— begin Information supplied —

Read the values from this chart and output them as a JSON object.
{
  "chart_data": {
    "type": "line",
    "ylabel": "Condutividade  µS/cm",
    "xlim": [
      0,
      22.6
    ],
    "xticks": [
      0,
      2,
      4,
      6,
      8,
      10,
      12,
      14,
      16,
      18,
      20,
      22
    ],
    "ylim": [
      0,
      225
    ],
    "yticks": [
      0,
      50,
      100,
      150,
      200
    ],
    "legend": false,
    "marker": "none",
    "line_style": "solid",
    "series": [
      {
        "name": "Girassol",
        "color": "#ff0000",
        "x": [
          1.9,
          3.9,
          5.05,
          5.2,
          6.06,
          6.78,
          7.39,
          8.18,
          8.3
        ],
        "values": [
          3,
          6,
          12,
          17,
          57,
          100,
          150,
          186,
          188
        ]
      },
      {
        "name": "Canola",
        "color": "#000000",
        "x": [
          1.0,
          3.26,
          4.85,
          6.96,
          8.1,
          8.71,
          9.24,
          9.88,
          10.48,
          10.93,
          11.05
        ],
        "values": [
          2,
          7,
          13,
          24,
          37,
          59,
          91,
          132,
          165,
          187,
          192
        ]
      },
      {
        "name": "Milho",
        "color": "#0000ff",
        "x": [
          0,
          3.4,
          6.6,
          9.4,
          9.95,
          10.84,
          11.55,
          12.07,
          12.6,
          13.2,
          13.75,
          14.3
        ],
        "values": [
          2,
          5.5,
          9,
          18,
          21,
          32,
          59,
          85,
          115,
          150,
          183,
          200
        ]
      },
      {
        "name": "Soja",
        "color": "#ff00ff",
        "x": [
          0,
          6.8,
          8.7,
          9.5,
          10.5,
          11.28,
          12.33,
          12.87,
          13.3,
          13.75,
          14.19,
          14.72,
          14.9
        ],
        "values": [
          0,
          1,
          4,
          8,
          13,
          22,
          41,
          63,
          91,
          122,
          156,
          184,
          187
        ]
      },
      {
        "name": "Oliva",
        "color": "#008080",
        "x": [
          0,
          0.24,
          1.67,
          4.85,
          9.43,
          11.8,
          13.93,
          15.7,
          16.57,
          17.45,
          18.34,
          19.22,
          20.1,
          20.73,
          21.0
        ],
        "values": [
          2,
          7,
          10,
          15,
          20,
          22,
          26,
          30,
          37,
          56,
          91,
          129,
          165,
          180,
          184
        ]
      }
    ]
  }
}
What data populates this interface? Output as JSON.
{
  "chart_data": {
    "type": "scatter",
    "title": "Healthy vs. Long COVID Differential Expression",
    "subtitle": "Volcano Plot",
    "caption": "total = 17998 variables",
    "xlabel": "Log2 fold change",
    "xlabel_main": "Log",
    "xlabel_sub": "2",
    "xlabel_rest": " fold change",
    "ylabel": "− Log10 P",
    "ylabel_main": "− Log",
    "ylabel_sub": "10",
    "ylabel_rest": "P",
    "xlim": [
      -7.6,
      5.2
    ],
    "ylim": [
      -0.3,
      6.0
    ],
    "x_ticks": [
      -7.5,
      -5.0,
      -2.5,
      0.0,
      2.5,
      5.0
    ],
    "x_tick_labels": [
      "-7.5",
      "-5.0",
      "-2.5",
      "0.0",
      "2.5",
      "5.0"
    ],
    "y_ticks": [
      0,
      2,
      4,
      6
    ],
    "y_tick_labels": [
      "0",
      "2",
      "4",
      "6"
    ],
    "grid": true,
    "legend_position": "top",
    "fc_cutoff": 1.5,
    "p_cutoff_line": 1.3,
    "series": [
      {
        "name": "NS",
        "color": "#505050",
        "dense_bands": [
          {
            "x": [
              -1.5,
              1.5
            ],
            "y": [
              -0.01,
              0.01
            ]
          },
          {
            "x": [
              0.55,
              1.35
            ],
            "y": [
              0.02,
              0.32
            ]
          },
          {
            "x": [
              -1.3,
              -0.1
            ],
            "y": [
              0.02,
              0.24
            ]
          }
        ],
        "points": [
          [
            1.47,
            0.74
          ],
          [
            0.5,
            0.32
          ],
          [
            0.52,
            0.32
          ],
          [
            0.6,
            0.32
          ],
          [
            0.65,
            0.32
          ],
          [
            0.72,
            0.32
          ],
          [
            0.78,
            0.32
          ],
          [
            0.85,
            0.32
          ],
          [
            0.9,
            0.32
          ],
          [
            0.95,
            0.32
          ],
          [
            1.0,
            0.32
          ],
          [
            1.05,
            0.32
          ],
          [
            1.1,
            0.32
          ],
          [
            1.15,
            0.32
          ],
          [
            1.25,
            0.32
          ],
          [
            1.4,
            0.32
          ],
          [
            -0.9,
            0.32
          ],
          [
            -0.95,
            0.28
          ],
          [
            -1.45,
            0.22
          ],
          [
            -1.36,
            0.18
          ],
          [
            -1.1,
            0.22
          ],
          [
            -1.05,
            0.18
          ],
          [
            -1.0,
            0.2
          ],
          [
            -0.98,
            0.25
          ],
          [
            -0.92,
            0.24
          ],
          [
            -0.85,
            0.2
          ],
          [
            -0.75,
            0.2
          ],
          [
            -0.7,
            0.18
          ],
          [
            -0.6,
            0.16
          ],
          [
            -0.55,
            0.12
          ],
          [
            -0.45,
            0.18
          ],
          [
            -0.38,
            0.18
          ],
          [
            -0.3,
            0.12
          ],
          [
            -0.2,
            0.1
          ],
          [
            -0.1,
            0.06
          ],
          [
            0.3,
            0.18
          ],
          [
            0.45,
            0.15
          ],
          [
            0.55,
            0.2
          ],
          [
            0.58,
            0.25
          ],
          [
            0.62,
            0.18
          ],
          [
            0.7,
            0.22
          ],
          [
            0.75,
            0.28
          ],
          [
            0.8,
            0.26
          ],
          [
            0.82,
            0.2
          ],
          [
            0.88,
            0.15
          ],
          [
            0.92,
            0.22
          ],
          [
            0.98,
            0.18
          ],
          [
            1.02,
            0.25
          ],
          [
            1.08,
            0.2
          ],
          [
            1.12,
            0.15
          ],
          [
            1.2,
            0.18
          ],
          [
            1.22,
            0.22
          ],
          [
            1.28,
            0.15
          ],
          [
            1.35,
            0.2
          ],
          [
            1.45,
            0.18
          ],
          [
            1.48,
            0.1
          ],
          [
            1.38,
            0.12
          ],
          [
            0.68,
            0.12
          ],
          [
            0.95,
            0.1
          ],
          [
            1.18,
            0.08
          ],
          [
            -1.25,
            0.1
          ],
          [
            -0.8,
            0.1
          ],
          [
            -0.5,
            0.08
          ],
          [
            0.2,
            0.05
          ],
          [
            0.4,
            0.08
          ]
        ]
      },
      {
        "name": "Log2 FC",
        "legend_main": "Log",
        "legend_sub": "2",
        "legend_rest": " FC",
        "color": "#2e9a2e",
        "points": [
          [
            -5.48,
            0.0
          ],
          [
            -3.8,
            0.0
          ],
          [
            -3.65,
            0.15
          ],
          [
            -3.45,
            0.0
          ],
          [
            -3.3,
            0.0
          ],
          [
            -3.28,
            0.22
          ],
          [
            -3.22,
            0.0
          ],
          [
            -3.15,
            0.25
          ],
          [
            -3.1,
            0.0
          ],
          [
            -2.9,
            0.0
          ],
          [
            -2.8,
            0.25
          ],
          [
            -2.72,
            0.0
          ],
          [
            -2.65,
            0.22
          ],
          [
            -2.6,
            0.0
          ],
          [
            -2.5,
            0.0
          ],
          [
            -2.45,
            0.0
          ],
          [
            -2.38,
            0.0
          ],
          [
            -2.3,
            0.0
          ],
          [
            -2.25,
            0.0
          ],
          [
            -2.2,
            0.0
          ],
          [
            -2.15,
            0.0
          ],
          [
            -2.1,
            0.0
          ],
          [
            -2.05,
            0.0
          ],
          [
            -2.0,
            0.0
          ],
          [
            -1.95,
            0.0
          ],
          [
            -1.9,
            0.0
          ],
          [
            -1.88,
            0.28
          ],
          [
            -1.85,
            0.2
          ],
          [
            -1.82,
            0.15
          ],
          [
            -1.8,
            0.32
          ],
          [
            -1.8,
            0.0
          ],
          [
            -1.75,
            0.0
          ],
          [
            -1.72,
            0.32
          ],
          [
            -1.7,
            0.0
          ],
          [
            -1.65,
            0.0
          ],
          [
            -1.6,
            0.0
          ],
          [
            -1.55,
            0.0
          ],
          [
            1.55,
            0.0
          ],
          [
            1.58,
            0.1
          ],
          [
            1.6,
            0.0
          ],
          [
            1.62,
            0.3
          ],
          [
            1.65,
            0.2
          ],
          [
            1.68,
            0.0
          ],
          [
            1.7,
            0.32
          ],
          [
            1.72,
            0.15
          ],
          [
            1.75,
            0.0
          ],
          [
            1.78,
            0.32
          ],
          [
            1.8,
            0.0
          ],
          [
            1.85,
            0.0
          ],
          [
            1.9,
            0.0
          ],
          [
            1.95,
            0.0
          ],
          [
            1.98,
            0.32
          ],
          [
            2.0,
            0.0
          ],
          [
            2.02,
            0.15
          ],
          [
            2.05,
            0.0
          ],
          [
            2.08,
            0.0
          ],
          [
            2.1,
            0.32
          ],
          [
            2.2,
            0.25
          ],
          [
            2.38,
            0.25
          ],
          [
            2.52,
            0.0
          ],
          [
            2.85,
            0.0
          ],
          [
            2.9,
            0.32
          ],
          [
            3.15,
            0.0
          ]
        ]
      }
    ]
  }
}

— end Information supplied —

Pick out every line with the string "JSON" and copy it.

Read the values from this chart and output them as a JSON object.
What data populates this interface? Output as JSON.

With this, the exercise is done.